• _AIM OF THE EXERCISE_
Set down the line containing "Extract all readable text from this page." and every line that follows it in the listing below, exactly as written and with nothing added.

-=-=-

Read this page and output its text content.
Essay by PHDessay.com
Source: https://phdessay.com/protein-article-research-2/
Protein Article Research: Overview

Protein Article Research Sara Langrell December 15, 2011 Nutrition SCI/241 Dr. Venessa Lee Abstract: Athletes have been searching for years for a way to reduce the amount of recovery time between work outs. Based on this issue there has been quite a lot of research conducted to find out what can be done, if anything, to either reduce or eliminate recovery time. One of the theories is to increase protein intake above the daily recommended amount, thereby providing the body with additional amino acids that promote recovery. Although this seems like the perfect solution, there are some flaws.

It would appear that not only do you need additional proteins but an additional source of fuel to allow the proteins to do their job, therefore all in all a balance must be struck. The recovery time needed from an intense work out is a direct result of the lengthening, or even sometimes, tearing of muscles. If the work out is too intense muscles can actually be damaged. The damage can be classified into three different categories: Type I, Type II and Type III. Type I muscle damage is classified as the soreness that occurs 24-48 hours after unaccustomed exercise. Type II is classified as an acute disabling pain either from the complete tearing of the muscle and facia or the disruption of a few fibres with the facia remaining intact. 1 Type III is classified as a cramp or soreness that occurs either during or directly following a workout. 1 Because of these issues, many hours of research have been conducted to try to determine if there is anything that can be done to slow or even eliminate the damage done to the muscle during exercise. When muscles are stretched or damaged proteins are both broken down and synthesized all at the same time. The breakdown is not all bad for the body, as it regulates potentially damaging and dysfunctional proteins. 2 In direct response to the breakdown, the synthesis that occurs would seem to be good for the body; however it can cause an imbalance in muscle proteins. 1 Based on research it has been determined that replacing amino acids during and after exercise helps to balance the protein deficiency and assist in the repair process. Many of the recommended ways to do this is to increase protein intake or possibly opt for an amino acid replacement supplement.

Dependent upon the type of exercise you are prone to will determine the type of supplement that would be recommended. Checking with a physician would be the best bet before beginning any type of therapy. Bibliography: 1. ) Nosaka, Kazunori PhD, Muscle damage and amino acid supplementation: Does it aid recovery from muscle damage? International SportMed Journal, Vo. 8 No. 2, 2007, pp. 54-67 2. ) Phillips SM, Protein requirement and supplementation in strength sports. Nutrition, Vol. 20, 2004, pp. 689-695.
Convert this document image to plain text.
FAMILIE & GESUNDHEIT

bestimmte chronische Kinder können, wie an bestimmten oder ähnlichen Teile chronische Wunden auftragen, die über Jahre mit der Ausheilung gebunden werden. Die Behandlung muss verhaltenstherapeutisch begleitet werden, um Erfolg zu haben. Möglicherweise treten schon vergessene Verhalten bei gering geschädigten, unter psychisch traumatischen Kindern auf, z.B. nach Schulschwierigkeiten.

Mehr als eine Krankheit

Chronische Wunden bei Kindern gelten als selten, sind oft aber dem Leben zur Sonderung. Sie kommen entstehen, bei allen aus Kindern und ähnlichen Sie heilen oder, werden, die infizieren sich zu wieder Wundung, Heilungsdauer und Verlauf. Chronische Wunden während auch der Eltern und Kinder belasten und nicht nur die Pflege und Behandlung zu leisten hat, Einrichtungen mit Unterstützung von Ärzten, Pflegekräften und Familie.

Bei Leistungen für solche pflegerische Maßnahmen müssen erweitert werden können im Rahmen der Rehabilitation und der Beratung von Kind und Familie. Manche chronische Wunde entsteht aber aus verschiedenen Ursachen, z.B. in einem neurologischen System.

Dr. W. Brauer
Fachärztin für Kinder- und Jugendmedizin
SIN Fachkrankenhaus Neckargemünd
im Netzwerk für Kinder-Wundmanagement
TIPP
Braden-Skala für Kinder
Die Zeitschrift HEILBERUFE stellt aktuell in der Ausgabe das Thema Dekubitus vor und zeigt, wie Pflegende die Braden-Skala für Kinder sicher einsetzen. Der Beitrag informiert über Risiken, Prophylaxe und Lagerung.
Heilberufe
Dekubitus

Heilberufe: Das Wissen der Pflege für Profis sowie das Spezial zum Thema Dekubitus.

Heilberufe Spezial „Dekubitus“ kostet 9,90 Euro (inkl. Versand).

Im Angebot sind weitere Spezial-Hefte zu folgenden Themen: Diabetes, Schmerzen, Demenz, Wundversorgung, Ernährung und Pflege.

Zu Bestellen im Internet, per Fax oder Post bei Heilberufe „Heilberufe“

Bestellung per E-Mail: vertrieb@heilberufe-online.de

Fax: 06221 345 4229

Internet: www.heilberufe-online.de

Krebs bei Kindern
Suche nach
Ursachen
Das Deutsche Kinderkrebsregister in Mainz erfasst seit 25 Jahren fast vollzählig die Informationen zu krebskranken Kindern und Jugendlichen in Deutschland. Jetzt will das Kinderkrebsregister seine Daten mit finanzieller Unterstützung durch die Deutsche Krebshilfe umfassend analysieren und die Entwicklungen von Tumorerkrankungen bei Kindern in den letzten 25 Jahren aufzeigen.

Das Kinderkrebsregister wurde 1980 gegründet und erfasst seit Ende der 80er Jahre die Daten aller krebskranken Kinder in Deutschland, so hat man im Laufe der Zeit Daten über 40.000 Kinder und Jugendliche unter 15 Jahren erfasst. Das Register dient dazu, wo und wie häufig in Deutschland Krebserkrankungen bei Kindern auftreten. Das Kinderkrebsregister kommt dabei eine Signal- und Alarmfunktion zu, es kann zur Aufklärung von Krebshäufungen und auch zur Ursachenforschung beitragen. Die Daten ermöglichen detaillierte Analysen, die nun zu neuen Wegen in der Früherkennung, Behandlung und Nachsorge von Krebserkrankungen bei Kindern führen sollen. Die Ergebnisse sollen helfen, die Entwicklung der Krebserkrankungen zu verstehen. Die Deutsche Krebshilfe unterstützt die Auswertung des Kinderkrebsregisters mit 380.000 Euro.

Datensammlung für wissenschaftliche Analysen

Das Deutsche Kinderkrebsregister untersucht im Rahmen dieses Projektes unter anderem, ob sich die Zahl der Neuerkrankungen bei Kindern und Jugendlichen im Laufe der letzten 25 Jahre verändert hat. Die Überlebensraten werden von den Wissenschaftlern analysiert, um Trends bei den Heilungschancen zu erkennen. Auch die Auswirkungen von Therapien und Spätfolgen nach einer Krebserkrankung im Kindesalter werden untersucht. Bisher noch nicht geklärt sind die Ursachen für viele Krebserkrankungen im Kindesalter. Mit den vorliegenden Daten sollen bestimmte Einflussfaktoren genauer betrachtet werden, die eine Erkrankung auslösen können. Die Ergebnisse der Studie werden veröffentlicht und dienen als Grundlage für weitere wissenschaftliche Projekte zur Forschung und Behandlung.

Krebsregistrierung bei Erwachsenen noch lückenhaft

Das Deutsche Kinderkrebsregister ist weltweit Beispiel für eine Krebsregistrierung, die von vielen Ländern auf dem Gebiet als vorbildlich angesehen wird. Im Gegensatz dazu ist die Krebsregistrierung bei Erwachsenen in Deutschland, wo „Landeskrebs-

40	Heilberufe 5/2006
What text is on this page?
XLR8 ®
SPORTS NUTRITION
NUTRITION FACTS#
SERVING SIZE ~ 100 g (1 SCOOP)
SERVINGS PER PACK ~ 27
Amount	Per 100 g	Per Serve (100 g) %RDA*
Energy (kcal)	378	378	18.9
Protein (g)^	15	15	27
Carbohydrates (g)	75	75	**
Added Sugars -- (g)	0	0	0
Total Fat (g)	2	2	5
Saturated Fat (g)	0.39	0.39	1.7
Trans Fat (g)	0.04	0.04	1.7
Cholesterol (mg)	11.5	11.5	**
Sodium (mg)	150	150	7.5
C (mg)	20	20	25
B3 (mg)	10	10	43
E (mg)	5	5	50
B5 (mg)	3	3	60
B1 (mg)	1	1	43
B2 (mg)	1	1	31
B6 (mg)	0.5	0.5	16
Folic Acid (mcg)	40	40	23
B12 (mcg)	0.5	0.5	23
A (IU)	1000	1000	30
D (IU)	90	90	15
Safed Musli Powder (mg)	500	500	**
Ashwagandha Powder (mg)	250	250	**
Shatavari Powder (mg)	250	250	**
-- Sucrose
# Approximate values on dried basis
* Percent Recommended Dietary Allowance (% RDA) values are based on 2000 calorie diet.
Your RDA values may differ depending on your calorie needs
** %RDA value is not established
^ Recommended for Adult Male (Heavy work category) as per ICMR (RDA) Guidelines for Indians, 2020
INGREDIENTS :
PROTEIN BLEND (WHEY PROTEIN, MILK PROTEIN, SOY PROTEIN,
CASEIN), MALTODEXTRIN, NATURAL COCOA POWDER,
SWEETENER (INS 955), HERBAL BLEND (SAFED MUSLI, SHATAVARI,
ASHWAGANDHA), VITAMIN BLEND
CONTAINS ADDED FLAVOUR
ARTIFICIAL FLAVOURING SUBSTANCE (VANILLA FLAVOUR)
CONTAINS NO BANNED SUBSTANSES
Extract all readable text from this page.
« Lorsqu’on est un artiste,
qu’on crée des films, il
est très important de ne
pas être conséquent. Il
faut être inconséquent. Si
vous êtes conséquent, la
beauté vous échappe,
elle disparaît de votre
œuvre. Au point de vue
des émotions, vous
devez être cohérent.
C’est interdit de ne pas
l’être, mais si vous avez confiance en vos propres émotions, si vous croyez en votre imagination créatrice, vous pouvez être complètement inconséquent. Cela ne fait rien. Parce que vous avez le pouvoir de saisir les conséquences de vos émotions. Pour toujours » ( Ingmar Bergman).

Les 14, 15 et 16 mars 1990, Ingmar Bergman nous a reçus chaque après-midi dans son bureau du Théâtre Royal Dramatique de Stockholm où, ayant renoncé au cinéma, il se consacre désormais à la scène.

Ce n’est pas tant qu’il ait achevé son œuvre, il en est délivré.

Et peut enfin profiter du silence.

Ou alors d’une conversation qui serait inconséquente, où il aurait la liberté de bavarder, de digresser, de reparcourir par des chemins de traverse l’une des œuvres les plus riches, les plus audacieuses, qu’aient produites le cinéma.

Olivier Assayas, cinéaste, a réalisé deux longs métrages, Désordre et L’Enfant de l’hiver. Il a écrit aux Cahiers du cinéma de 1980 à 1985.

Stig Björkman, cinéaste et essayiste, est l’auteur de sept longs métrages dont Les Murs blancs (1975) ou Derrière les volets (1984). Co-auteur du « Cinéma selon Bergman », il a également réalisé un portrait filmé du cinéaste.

-=-=-

• _RESULT_
Extract all readable text from this page.
« Lorsqu’on est un artiste,
qu’on crée des films, il
est très important de ne
pas être conséquent. Il
faut être inconséquent. Si
vous êtes conséquent, la
beauté vous échappe,
elle disparaît de votre
œuvre. Au point de vue
des émotions, vous
devez être cohérent.
C’est interdit de ne pas
l’être, mais si vous avez confiance en vos propres émotions, si vous croyez en votre imagination créatrice, vous pouvez être complètement inconséquent. Cela ne fait rien. Parce que vous avez le pouvoir de saisir les conséquences de vos émotions. Pour toujours » ( Ingmar Bergman).

Les 14, 15 et 16 mars 1990, Ingmar Bergman nous a reçus chaque après-midi dans son bureau du Théâtre Royal Dramatique de Stockholm où, ayant renoncé au cinéma, il se consacre désormais à la scène.

Ce n’est pas tant qu’il ait achevé son œuvre, il en est délivré.

Et peut enfin profiter du silence.

Ou alors d’une conversation qui serait inconséquente, où il aurait la liberté de bavarder, de digresser, de reparcourir par des chemins de traverse l’une des œuvres les plus riches, les plus audacieuses, qu’aient produites le cinéma.

Olivier Assayas, cinéaste, a réalisé deux longs métrages, Désordre et L’Enfant de l’hiver. Il a écrit aux Cahiers du cinéma de 1980 à 1985.

Stig Björkman, cinéaste et essayiste, est l’auteur de sept longs métrages dont Les Murs blancs (1975) ou Derrière les volets (1984). Co-auteur du « Cinéma selon Bergman », il a également réalisé un portrait filmé du cinéaste.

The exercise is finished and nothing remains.